[Rows from a figure dataset]
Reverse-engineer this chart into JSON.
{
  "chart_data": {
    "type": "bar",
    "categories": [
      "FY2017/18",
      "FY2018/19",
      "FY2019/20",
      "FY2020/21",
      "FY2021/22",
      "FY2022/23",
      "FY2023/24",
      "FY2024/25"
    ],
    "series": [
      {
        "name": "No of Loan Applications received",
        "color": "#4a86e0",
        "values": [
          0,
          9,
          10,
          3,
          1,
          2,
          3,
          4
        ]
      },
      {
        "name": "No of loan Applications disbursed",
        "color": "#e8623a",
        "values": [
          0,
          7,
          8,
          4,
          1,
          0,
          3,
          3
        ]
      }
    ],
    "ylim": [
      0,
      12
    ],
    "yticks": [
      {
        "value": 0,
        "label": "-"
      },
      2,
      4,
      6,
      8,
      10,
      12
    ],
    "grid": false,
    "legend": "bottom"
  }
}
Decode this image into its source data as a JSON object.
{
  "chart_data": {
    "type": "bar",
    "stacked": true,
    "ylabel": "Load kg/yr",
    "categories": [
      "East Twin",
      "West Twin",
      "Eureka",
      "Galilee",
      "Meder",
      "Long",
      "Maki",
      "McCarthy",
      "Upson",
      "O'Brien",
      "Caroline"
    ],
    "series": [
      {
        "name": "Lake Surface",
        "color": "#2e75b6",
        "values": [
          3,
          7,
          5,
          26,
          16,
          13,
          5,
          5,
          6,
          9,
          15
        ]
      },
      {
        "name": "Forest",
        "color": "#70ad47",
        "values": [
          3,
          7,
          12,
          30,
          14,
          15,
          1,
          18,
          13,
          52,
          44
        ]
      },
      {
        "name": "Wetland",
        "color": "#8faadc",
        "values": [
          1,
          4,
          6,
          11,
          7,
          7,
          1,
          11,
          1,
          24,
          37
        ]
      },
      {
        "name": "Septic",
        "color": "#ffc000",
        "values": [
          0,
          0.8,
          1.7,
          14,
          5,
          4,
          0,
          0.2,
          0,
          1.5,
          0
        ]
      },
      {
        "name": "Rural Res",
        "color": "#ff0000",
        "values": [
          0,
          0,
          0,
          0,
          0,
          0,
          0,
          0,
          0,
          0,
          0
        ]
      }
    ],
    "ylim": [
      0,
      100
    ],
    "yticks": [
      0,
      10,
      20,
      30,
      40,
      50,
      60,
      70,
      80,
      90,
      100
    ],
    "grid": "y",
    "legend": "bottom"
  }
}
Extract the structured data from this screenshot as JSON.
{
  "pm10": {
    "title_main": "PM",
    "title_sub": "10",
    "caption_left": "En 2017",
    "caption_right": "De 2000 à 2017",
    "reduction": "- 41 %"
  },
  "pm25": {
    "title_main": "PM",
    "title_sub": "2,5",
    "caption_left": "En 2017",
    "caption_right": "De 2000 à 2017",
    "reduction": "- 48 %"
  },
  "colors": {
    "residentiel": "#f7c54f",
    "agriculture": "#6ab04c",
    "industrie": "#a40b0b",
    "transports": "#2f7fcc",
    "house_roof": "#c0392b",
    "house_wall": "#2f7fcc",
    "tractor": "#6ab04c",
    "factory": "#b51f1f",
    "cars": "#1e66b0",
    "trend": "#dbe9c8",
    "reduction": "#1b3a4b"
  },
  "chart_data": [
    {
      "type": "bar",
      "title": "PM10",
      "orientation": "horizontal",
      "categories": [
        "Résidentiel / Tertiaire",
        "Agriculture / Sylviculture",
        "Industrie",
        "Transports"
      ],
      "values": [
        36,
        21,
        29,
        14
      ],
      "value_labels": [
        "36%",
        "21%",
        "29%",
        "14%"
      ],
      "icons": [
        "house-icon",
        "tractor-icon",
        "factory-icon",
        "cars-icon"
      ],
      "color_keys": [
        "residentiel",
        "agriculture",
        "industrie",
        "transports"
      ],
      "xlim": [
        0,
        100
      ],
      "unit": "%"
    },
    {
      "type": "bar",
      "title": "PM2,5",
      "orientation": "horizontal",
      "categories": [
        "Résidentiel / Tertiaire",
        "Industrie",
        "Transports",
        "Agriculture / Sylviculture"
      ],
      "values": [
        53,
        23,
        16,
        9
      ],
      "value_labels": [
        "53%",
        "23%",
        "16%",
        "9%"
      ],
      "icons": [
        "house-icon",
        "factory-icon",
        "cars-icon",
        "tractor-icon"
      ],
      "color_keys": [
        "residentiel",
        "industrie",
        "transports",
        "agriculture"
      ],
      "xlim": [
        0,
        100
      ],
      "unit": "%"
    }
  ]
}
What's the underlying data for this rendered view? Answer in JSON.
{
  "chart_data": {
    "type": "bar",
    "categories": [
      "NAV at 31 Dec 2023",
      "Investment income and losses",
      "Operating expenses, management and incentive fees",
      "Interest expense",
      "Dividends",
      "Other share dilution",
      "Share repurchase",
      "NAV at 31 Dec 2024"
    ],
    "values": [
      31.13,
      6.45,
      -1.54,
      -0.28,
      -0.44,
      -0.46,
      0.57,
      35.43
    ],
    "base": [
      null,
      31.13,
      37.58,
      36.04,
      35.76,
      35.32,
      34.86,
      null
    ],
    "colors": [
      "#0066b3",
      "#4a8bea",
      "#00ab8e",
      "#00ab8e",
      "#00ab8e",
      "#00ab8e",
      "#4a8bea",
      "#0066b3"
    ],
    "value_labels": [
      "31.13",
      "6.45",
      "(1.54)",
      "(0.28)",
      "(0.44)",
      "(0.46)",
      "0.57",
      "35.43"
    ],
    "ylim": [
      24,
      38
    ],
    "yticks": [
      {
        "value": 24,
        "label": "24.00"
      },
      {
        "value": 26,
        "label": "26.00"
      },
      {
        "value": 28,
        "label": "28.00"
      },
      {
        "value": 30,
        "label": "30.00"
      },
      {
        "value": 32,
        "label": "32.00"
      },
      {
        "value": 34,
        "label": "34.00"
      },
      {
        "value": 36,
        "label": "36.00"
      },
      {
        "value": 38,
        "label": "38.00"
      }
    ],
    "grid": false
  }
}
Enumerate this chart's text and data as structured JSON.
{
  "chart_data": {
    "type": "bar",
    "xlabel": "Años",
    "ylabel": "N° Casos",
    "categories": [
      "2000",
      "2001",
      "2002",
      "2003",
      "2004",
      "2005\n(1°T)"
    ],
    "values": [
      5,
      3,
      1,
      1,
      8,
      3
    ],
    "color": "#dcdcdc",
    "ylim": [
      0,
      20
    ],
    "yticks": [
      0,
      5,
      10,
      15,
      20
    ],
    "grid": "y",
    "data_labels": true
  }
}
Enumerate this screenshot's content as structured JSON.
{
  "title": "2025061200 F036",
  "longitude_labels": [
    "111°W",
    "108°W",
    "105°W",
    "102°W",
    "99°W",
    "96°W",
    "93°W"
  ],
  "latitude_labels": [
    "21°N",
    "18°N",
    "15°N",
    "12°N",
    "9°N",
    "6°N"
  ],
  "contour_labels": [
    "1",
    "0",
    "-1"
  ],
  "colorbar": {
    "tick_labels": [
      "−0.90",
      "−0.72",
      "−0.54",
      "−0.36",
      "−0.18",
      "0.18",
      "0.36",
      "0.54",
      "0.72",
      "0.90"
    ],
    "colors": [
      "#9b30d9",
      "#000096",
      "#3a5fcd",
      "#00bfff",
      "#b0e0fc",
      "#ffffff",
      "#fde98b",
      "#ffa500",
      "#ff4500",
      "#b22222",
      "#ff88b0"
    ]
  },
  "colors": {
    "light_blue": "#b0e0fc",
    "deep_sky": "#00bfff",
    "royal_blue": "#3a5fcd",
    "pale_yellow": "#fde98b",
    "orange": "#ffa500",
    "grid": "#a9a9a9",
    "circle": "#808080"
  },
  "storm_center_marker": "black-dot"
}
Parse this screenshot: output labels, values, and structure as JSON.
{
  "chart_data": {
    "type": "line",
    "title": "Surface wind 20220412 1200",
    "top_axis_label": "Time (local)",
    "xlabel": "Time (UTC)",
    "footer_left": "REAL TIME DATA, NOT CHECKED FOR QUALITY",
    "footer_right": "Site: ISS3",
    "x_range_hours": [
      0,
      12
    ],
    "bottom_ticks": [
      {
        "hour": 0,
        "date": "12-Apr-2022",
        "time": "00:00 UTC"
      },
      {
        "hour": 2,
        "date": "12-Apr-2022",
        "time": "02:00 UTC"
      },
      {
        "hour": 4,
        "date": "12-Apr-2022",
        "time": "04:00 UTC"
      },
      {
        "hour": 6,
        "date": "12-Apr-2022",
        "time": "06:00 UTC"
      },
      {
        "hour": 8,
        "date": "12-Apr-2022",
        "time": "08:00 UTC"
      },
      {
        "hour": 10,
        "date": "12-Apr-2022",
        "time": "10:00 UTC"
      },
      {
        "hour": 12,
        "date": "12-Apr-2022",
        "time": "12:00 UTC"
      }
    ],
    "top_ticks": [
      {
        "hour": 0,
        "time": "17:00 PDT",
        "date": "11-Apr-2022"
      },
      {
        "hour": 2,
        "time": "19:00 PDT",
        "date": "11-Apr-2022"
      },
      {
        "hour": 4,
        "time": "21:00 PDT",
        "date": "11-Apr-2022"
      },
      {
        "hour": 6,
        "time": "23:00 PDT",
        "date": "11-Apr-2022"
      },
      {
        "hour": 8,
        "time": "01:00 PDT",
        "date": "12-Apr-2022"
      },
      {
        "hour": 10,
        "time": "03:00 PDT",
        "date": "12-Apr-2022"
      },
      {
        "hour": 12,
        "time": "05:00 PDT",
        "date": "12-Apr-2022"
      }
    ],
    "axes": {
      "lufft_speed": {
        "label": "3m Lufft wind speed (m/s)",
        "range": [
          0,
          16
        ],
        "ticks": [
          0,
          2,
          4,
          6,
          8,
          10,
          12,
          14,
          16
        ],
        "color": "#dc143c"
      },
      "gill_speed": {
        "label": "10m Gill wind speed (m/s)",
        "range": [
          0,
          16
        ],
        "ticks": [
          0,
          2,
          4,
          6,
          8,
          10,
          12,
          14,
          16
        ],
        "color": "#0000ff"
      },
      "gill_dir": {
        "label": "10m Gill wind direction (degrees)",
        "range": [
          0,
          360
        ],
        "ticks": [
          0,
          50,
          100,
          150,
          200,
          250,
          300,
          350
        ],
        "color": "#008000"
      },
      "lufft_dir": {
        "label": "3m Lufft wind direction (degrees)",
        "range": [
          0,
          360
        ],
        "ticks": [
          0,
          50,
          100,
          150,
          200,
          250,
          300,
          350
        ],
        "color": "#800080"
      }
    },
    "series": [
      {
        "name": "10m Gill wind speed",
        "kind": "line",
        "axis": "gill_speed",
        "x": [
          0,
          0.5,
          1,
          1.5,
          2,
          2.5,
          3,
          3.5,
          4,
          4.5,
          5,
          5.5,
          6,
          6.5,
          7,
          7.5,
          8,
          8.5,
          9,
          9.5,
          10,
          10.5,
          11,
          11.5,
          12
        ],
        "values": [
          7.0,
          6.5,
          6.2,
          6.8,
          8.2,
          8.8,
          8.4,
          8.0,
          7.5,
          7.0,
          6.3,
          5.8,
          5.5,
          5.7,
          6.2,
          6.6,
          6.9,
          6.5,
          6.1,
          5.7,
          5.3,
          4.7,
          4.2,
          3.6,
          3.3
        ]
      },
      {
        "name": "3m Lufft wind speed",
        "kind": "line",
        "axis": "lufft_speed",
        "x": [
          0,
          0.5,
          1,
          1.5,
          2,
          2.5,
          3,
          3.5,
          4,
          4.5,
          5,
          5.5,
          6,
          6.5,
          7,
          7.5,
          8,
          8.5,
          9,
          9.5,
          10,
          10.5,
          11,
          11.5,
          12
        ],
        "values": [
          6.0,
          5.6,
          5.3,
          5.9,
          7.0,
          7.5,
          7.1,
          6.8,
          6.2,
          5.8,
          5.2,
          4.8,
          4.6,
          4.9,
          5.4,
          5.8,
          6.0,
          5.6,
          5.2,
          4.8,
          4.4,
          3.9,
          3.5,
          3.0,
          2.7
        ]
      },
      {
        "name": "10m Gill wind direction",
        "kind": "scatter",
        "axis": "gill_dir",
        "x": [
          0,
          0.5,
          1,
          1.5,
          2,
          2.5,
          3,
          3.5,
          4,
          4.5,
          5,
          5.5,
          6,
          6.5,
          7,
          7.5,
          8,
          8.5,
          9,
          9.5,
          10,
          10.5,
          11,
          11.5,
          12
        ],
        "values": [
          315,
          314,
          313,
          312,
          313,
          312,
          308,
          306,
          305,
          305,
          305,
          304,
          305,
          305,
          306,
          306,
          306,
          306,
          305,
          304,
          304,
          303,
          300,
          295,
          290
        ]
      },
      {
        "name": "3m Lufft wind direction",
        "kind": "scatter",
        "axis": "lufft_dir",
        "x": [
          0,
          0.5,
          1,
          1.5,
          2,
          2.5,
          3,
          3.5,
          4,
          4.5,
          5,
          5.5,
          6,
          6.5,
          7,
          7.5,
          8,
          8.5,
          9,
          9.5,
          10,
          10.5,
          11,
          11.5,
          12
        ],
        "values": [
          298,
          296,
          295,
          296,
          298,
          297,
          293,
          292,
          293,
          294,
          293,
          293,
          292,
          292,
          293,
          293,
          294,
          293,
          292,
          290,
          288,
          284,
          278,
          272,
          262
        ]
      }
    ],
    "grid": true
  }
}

TASK BRIEF
Filter for "into". Return all lines that hold it.

TASK RESPONSE
Reverse-engineer this chart into JSON.
Decode this image into its source data as a JSON object.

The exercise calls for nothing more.